--- EXERCISE PROMPT ---
Search the material for "doivent" and show all lines that contain it.

━━ DATA SHOWN

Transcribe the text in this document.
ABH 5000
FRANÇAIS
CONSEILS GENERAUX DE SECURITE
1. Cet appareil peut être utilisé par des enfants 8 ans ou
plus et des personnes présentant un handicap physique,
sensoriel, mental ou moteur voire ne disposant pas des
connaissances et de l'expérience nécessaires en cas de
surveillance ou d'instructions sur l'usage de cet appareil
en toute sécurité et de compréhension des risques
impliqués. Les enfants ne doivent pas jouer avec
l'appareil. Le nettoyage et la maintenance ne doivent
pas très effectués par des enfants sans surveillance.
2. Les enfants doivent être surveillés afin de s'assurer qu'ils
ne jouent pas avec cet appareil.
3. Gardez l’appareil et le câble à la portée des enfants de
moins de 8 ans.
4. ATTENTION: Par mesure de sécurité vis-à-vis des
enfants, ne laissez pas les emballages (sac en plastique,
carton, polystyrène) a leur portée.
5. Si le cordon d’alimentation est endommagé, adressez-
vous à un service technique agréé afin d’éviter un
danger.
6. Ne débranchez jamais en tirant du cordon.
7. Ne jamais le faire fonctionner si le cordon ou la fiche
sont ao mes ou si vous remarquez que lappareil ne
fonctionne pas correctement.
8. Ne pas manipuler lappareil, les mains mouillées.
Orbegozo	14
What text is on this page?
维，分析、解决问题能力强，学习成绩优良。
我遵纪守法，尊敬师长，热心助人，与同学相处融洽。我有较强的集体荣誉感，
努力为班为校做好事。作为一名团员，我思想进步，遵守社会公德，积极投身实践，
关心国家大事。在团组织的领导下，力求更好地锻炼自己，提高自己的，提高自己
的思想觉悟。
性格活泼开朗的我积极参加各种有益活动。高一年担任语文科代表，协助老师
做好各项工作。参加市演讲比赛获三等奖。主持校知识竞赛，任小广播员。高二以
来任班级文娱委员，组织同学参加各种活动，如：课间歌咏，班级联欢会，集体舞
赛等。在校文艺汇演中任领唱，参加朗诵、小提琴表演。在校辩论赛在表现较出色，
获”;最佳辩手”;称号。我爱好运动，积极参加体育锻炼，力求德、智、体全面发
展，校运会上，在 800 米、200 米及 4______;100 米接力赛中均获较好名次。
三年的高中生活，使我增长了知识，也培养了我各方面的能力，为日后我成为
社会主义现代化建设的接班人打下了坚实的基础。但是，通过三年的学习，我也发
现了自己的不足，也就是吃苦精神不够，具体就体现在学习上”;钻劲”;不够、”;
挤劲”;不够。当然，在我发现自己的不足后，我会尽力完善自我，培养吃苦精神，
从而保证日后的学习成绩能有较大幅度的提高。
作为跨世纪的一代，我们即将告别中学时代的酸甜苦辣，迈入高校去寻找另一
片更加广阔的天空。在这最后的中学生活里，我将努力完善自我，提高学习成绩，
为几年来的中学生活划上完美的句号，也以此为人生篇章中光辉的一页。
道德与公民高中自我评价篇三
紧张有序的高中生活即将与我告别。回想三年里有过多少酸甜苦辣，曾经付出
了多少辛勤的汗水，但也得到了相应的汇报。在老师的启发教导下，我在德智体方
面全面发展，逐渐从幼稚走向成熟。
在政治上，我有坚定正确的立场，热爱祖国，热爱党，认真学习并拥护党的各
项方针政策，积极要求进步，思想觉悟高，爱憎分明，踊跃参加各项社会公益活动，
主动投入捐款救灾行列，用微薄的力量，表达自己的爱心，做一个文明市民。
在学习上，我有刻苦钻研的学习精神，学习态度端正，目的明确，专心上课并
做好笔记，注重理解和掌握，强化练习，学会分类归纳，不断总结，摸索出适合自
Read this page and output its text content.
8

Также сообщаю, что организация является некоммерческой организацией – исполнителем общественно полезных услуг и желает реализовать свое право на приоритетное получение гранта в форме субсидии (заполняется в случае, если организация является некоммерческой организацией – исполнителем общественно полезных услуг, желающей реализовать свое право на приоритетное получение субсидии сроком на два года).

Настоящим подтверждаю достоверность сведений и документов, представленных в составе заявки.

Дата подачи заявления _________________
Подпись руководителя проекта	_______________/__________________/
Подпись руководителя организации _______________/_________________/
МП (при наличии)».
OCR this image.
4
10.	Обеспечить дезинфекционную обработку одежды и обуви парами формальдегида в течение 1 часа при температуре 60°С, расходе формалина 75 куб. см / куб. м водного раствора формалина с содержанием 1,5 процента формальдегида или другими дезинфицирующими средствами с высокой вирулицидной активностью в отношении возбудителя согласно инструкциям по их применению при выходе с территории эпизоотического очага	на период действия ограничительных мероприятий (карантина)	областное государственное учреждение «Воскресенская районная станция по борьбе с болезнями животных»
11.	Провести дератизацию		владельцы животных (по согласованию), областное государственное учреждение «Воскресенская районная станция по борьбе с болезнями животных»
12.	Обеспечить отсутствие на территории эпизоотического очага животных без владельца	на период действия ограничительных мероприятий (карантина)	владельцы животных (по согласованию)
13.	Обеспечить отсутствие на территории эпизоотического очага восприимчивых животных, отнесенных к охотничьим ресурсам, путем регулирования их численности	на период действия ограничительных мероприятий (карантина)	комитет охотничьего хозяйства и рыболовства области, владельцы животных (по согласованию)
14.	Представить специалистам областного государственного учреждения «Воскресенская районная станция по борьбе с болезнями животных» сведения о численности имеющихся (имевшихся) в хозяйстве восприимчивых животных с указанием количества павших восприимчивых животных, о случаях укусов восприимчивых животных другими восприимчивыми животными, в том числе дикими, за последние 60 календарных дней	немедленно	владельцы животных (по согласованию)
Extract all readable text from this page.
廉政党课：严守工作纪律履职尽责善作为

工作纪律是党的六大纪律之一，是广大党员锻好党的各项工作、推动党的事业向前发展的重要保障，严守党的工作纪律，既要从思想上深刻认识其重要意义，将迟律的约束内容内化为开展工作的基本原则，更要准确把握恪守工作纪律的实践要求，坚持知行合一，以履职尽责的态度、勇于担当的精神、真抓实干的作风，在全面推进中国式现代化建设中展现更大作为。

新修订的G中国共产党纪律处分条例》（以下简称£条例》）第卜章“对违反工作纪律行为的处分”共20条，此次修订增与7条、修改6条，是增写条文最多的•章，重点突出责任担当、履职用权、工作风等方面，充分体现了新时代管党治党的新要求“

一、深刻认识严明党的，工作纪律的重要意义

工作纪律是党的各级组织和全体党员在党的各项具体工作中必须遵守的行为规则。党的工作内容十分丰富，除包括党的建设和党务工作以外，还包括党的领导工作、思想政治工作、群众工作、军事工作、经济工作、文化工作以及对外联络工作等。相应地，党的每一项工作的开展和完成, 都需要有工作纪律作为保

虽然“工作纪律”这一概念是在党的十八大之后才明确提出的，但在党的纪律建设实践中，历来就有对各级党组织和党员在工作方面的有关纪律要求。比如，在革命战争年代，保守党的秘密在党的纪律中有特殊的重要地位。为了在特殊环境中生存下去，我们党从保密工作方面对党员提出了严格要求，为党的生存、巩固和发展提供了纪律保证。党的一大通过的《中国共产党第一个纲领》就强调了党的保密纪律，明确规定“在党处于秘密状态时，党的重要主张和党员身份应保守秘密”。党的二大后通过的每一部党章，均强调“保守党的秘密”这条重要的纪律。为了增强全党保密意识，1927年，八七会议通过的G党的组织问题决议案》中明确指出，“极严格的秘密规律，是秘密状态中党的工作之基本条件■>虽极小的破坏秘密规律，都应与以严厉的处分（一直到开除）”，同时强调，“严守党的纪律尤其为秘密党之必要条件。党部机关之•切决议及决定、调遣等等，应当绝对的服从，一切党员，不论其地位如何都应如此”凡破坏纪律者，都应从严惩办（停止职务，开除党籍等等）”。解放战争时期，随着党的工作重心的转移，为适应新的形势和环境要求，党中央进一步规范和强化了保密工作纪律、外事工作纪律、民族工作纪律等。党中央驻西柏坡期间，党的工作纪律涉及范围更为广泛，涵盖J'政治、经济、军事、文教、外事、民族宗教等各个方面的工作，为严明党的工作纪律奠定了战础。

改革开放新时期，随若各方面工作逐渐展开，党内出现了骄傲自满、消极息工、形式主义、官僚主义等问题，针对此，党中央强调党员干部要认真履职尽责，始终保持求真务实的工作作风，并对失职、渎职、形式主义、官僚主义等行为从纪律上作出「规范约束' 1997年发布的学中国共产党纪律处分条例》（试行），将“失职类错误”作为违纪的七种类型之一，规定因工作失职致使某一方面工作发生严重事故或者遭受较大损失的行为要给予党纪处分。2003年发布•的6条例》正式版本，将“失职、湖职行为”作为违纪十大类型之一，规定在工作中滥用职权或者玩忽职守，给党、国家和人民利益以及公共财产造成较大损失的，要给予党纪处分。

━━━━

--- FULL ANSWER ---
impliqués. Les enfants ne doivent pas jouer avec
l'appareil. Le nettoyage et la maintenance ne doivent
2. Les enfants doivent être surveillés afin de s'assurer qu'ils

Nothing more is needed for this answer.